*To be done*. Separate out the lines that hold "text".

--- Begin Record extracts ---

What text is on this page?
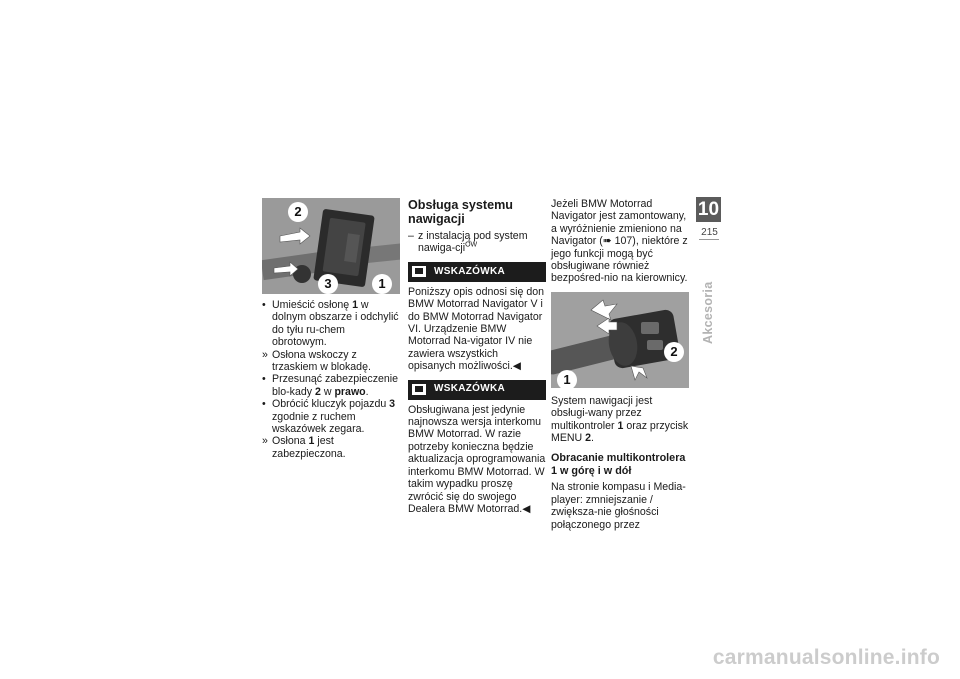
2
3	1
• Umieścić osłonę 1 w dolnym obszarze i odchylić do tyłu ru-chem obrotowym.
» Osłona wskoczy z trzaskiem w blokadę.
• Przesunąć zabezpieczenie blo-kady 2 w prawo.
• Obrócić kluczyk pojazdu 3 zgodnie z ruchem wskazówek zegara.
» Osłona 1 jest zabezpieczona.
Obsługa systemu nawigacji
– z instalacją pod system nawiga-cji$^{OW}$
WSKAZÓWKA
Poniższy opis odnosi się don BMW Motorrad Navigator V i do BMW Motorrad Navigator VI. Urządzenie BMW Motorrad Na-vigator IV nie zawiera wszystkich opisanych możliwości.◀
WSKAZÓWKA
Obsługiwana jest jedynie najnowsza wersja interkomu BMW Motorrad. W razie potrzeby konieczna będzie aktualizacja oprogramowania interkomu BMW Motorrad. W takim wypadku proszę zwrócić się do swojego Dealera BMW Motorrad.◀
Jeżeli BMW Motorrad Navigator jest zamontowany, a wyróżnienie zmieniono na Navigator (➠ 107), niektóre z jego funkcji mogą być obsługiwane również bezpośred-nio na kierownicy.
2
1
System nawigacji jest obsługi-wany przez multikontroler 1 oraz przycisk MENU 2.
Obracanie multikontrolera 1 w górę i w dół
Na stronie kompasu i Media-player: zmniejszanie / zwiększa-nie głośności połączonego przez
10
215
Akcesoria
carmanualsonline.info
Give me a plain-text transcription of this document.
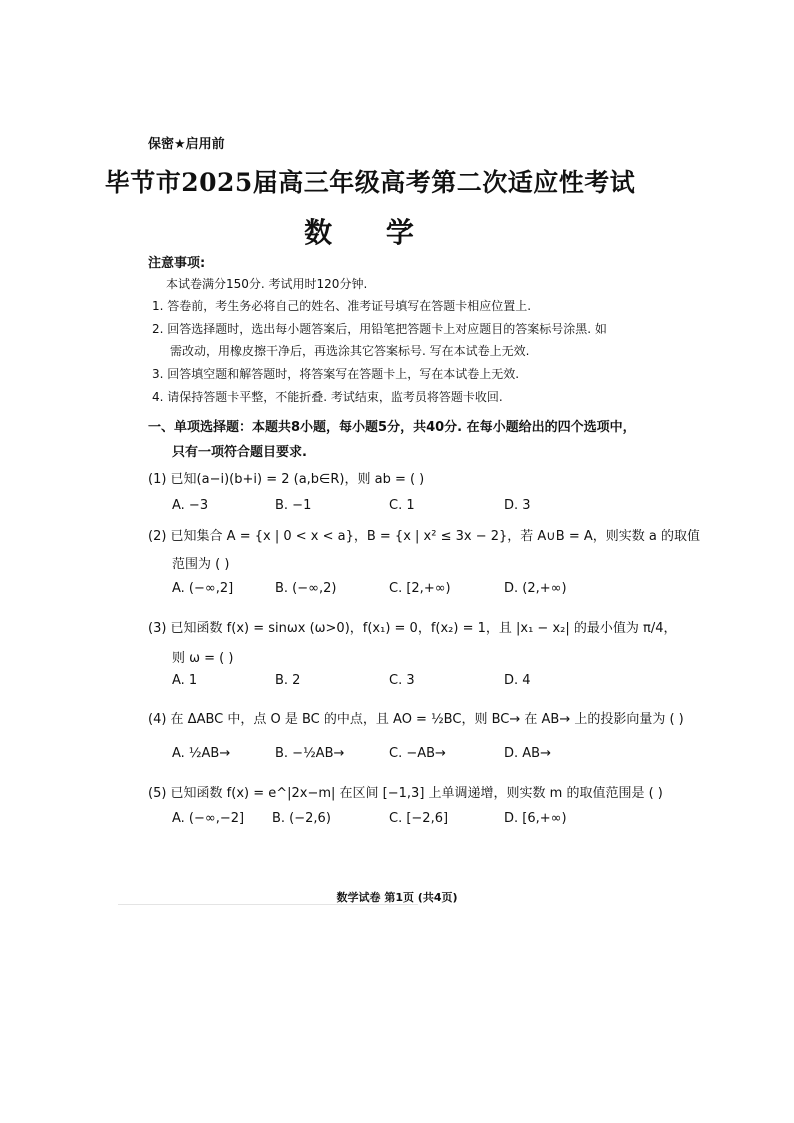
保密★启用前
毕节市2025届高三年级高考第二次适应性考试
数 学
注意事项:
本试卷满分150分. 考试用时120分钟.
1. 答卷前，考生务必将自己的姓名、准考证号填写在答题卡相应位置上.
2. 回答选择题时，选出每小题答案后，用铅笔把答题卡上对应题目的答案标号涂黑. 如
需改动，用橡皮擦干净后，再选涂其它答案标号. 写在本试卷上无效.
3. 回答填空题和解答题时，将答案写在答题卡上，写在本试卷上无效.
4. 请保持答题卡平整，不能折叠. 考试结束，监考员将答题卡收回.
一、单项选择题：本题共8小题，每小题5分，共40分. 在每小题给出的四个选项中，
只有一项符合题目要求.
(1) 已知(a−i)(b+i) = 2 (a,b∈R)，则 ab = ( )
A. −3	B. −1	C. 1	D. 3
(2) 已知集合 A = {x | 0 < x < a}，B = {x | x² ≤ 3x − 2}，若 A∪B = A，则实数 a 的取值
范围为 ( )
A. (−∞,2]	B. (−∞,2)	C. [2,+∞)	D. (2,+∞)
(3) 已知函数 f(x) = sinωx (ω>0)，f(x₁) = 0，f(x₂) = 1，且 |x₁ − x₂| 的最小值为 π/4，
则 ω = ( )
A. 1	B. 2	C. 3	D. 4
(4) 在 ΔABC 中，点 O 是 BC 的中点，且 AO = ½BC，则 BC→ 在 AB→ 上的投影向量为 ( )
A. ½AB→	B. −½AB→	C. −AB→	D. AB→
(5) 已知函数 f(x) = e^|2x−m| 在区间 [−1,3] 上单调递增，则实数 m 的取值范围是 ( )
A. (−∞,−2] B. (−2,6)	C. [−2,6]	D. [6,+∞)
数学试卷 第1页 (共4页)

--- End Record extracts ---

*Complete answer*.
What text is on this page?
Give me a plain-text transcription of this document.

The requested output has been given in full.